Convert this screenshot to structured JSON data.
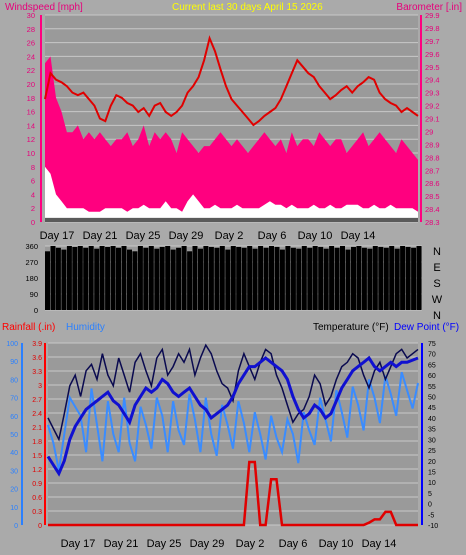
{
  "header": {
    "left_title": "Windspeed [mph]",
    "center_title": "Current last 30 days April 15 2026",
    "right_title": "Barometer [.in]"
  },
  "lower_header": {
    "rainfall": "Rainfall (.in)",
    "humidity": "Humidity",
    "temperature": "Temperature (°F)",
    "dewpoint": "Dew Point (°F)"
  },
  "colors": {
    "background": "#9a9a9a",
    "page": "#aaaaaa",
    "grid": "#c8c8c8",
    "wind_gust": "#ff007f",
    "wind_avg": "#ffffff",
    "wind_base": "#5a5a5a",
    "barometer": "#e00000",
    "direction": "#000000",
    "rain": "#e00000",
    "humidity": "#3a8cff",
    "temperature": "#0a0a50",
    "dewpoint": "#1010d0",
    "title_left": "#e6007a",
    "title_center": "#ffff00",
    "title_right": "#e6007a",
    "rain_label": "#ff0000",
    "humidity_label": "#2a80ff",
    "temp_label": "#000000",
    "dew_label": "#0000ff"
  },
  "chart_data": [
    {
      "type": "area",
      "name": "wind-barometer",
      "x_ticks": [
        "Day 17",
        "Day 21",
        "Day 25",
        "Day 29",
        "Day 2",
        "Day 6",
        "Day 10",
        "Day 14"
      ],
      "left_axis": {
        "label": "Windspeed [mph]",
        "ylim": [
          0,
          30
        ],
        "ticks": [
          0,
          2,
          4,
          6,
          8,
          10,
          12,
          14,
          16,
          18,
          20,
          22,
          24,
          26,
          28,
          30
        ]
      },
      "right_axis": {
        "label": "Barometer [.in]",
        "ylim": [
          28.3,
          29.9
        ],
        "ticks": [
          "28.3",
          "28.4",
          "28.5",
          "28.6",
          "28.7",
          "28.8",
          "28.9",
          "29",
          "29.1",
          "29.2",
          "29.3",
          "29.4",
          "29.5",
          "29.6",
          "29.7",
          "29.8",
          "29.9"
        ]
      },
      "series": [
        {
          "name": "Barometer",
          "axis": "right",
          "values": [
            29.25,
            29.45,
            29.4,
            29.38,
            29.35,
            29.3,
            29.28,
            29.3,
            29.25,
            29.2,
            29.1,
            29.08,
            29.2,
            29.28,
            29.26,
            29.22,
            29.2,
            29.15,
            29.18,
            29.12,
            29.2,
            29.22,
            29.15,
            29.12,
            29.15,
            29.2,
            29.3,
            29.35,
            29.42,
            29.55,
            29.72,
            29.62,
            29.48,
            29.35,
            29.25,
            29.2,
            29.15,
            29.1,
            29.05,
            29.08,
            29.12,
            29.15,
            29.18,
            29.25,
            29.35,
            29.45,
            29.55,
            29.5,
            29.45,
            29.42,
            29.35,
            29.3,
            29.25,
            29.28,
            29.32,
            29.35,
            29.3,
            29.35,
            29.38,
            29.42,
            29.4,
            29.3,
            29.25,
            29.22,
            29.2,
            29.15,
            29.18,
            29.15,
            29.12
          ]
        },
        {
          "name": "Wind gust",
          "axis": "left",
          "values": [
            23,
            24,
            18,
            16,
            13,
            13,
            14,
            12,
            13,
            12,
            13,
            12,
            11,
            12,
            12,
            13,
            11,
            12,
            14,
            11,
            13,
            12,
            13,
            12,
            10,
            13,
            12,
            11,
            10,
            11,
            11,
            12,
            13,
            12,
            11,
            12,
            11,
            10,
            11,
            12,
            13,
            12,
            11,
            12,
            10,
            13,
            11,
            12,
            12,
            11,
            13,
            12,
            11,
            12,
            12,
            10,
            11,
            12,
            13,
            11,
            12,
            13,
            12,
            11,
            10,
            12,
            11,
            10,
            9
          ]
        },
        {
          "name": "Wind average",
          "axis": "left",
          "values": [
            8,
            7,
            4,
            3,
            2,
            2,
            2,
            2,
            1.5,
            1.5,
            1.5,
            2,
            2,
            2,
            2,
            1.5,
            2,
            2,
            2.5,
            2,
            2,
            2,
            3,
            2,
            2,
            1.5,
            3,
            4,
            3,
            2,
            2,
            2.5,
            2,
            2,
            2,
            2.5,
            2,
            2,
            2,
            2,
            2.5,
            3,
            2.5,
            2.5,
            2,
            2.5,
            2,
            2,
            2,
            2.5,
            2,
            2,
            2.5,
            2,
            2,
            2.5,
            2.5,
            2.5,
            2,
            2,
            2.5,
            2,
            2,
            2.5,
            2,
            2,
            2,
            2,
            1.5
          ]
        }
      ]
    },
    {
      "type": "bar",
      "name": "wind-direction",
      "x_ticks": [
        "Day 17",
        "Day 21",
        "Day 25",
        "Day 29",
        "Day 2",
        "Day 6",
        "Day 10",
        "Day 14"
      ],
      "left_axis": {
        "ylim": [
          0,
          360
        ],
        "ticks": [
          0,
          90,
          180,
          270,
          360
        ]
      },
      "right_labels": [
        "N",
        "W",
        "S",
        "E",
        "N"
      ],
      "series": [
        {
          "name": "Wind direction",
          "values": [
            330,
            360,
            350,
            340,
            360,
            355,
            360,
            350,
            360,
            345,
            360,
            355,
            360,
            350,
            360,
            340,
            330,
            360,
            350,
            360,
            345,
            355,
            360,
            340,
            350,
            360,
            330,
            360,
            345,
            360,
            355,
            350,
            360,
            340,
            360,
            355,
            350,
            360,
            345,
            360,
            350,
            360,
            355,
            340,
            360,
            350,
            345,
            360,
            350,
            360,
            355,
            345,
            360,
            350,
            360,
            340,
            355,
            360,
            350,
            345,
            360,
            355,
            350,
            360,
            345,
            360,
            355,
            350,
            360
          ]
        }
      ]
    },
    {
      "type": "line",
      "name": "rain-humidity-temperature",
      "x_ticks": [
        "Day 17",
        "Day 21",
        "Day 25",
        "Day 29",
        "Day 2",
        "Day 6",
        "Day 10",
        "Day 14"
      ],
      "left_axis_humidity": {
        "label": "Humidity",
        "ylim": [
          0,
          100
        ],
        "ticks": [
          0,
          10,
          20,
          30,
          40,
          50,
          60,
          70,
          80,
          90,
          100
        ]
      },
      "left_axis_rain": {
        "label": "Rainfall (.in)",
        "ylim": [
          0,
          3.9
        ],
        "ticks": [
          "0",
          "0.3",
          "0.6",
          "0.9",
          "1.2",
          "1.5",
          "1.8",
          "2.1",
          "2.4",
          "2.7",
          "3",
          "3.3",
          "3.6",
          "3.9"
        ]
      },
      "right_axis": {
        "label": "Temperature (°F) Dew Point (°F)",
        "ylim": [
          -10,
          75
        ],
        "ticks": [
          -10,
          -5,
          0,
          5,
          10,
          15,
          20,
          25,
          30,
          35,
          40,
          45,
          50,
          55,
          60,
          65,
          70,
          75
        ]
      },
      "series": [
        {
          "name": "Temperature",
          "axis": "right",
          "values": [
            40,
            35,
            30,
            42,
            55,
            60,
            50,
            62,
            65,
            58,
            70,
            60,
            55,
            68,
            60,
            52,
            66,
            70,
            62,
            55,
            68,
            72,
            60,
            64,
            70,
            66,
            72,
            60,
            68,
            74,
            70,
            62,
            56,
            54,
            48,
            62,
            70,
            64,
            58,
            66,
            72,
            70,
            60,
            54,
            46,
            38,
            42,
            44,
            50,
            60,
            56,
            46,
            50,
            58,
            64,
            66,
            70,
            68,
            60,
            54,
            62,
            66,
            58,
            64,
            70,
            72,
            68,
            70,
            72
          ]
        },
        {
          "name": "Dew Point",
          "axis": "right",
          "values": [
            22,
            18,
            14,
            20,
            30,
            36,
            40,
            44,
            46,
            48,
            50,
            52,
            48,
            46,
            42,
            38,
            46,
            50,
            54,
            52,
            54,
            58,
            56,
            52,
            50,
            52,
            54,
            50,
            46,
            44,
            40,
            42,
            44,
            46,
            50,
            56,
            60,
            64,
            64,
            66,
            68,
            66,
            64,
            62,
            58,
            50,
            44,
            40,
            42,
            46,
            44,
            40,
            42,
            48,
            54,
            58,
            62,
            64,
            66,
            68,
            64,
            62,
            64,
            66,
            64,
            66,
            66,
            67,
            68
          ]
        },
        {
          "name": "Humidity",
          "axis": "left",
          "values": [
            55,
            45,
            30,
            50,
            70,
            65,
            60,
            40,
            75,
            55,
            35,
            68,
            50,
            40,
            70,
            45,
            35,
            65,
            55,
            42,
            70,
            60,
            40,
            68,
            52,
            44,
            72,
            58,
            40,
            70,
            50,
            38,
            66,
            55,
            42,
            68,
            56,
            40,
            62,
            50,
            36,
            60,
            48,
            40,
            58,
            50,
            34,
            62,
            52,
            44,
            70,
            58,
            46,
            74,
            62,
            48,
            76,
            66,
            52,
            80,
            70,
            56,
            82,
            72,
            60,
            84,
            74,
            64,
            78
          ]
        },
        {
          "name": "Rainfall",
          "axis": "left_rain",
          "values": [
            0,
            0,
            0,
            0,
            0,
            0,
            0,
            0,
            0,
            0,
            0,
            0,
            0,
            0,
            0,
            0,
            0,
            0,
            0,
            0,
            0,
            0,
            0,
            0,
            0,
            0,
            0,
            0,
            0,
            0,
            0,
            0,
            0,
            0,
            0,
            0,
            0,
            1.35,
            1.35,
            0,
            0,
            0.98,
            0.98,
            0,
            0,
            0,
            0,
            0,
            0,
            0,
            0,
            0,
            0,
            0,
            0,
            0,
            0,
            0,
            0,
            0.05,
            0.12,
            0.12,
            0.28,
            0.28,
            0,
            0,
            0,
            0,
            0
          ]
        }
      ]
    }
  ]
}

***

> **Task brief**
Go through the records and copy each line with "Rainfall" in it.

> **The answer**
    "rainfall": "Rainfall (.in)",
        "label": "Rainfall (.in)",
          "name": "Rainfall",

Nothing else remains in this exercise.